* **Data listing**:
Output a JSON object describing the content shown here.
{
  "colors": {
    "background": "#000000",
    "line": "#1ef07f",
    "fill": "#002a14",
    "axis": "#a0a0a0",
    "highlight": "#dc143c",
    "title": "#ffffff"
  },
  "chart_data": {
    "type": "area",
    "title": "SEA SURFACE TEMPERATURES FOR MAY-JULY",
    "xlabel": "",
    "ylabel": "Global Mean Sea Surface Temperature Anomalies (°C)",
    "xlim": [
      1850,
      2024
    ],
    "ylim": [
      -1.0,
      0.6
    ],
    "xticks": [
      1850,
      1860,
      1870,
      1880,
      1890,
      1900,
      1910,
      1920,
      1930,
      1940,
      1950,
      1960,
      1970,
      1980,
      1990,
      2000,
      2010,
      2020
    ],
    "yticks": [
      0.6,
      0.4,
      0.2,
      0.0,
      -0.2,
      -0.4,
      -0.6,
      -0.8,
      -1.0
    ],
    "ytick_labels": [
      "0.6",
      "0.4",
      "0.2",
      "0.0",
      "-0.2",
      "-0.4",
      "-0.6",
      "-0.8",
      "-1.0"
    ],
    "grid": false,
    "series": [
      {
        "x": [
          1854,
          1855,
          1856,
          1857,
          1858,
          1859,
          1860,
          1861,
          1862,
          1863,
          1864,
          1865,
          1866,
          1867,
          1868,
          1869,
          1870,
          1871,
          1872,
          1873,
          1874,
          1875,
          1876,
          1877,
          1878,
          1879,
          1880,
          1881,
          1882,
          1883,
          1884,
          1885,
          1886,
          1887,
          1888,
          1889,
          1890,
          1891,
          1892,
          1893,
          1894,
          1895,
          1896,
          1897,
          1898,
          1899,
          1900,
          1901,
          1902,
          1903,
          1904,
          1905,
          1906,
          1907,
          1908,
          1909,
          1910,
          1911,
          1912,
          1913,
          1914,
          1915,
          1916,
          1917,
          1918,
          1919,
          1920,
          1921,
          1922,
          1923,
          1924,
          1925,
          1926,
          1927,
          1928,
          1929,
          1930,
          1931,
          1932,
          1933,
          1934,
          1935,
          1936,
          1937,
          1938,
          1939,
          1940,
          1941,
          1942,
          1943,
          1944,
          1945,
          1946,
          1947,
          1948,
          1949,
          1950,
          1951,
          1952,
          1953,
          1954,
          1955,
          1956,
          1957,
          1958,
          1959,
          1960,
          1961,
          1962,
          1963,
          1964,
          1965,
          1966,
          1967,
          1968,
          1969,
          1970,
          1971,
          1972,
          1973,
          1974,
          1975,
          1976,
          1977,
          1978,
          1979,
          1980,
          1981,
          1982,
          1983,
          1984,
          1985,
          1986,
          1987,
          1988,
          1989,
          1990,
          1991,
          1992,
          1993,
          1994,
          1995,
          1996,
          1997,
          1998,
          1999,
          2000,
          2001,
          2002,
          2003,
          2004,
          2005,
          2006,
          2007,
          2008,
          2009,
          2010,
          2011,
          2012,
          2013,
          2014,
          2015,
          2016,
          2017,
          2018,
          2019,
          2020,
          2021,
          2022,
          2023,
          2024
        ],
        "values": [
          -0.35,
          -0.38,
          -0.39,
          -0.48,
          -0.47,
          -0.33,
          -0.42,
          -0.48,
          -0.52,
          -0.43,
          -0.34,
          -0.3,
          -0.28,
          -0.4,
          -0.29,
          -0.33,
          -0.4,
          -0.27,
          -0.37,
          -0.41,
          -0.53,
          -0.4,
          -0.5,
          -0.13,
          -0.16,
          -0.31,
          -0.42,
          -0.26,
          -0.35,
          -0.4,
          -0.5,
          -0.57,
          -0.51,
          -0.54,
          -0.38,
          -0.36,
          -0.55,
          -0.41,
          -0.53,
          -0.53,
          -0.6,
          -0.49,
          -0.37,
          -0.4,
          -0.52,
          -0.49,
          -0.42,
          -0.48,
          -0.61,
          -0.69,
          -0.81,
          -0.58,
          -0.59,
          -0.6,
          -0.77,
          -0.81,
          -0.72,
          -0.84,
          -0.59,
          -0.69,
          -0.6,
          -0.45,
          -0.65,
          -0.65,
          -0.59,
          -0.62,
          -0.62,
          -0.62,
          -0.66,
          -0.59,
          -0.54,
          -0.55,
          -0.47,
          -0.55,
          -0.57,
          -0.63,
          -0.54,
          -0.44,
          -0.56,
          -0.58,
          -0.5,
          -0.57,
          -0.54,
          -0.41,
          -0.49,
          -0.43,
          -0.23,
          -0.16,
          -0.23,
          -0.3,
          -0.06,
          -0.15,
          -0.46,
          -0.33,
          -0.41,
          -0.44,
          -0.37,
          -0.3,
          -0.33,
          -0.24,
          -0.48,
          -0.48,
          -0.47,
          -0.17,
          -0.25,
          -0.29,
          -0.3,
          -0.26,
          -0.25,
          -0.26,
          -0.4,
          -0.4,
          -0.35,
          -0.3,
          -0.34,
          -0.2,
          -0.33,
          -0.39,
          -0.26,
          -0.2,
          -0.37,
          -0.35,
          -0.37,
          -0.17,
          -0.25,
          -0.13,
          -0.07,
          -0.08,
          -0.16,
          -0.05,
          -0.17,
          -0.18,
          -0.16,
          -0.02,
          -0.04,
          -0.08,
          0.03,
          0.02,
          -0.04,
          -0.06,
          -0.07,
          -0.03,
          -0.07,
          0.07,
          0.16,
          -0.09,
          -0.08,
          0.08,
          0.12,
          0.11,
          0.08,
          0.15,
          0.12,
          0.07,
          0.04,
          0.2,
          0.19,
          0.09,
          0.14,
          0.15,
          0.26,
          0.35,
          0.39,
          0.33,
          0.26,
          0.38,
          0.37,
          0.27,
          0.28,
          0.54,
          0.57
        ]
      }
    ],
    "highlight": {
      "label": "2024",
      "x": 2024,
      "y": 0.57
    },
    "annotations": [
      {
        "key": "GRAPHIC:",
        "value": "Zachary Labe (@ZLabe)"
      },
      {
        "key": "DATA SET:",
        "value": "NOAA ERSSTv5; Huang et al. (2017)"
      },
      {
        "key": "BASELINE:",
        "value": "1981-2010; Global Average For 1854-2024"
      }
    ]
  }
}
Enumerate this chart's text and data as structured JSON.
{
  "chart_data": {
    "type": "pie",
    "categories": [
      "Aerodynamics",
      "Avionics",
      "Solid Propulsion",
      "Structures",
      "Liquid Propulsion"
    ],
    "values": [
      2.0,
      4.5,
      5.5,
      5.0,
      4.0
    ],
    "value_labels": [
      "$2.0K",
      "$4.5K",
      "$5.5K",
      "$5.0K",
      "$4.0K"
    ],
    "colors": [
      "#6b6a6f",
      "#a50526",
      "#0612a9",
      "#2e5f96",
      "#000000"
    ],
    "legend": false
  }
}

* **Exercise**: Give the count of lines holding the word "JSON" and nothing more.

* **Task result**: 2